(Collection entries)
=======

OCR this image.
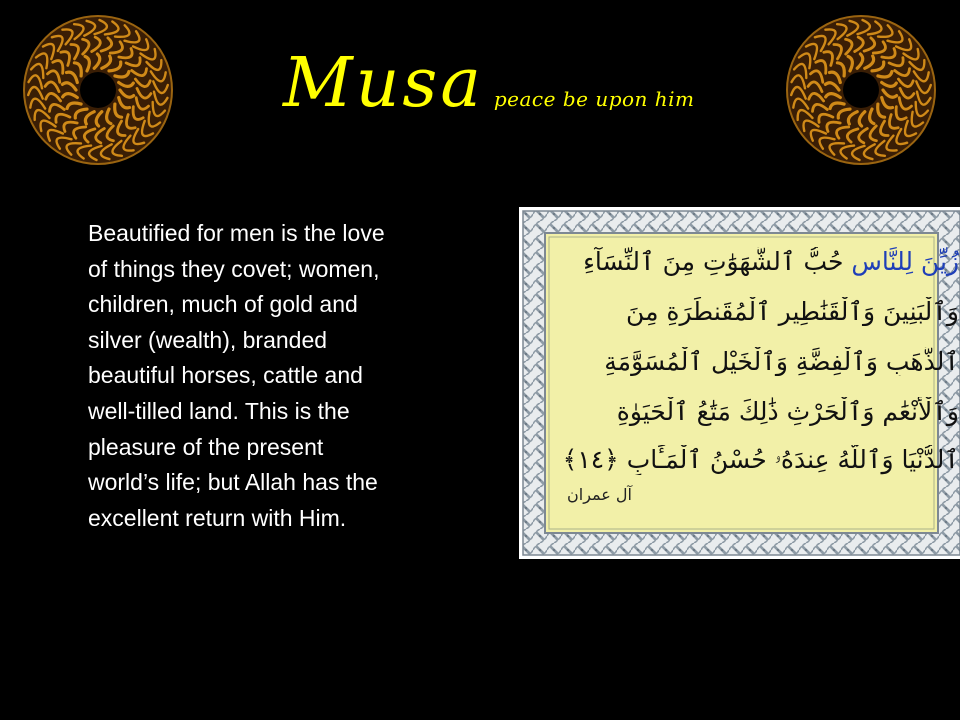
Musa peace be upon him
Beautified for men is the love
of things they covet; women,
children, much of gold and
silver (wealth), branded
beautiful horses, cattle and
well-tilled land. This is the
pleasure of the present
world’s life; but Allah has the
excellent return with Him.
زُيِّنَ لِلنَّاسِ حُبُّ ٱلشَّهَوَٰتِ مِنَ ٱلنِّسَآءِ
وَٱلْبَنِينَ وَٱلْقَنَٰطِيرِ ٱلْمُقَنطَرَةِ مِنَ
ٱلذَّهَبِ وَٱلْفِضَّةِ وَٱلْخَيْلِ ٱلْمُسَوَّمَةِ
وَٱلْأَنْعَٰمِ وَٱلْحَرْثِ ذَٰلِكَ مَتَٰعُ ٱلْحَيَوٰةِ
ٱلدُّنْيَا وَٱللَّهُ عِندَهُۥ حُسْنُ ٱلْمَـَٔابِ ﴿١٤﴾
آل عمران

=======

Set every line down exactly as written, leaving each picture out.

## SOLUTION FOR THIS EXERCISE
OCR this image.
Musa peace be upon him
Beautified for men is the love
of things they covet; women,
children, much of gold and
silver (wealth), branded
beautiful horses, cattle and
well-tilled land. This is the
pleasure of the present
world’s life; but Allah has the
excellent return with Him.
زُيِّنَ لِلنَّاسِ حُبُّ ٱلشَّهَوَٰتِ مِنَ ٱلنِّسَآءِ
وَٱلْبَنِينَ وَٱلْقَنَٰطِيرِ ٱلْمُقَنطَرَةِ مِنَ
ٱلذَّهَبِ وَٱلْفِضَّةِ وَٱلْخَيْلِ ٱلْمُسَوَّمَةِ
وَٱلْأَنْعَٰمِ وَٱلْحَرْثِ ذَٰلِكَ مَتَٰعُ ٱلْحَيَوٰةِ
ٱلدُّنْيَا وَٱللَّهُ عِندَهُۥ حُسْنُ ٱلْمَـَٔابِ ﴿١٤﴾
آل عمران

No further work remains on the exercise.